- [The data]

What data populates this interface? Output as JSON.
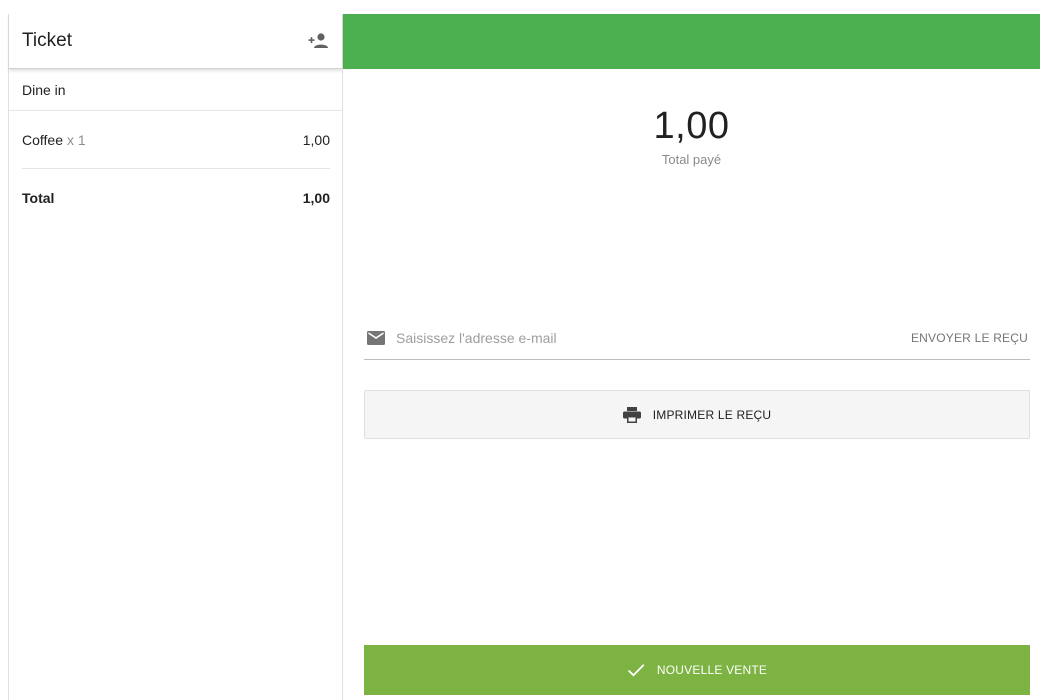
{
  "ticket": {
    "title": "Ticket",
    "add_customer_icon": "person-add-icon",
    "dining_option": "Dine in",
    "items": [
      {
        "name": "Coffee",
        "qty": "x 1",
        "price": "1,00"
      }
    ],
    "total_label": "Total",
    "total_value": "1,00"
  },
  "payment": {
    "amount": "1,00",
    "amount_label": "Total payé"
  },
  "email": {
    "icon": "mail-icon",
    "placeholder": "Saisissez l'adresse e-mail",
    "value": "",
    "send_label": "ENVOYER LE REÇU"
  },
  "print": {
    "icon": "printer-icon",
    "label": "IMPRIMER LE REÇU"
  },
  "new_sale": {
    "icon": "check-icon",
    "label": "NOUVELLE VENTE"
  },
  "colors": {
    "header_green": "#4caf50",
    "button_green": "#7cb342",
    "print_bg": "#f5f5f5"
  }
}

- [Problem] Leaving the pictures aside, transcribe the entire listing exactly.

- [The response]
What data populates this interface? Output as JSON.
{
  "ticket": {
    "title": "Ticket",
    "add_customer_icon": "person-add-icon",
    "dining_option": "Dine in",
    "items": [
      {
        "name": "Coffee",
        "qty": "x 1",
        "price": "1,00"
      }
    ],
    "total_label": "Total",
    "total_value": "1,00"
  },
  "payment": {
    "amount": "1,00",
    "amount_label": "Total payé"
  },
  "email": {
    "icon": "mail-icon",
    "placeholder": "Saisissez l'adresse e-mail",
    "value": "",
    "send_label": "ENVOYER LE REÇU"
  },
  "print": {
    "icon": "printer-icon",
    "label": "IMPRIMER LE REÇU"
  },
  "new_sale": {
    "icon": "check-icon",
    "label": "NOUVELLE VENTE"
  },
  "colors": {
    "header_green": "#4caf50",
    "button_green": "#7cb342",
    "print_bg": "#f5f5f5"
  }
}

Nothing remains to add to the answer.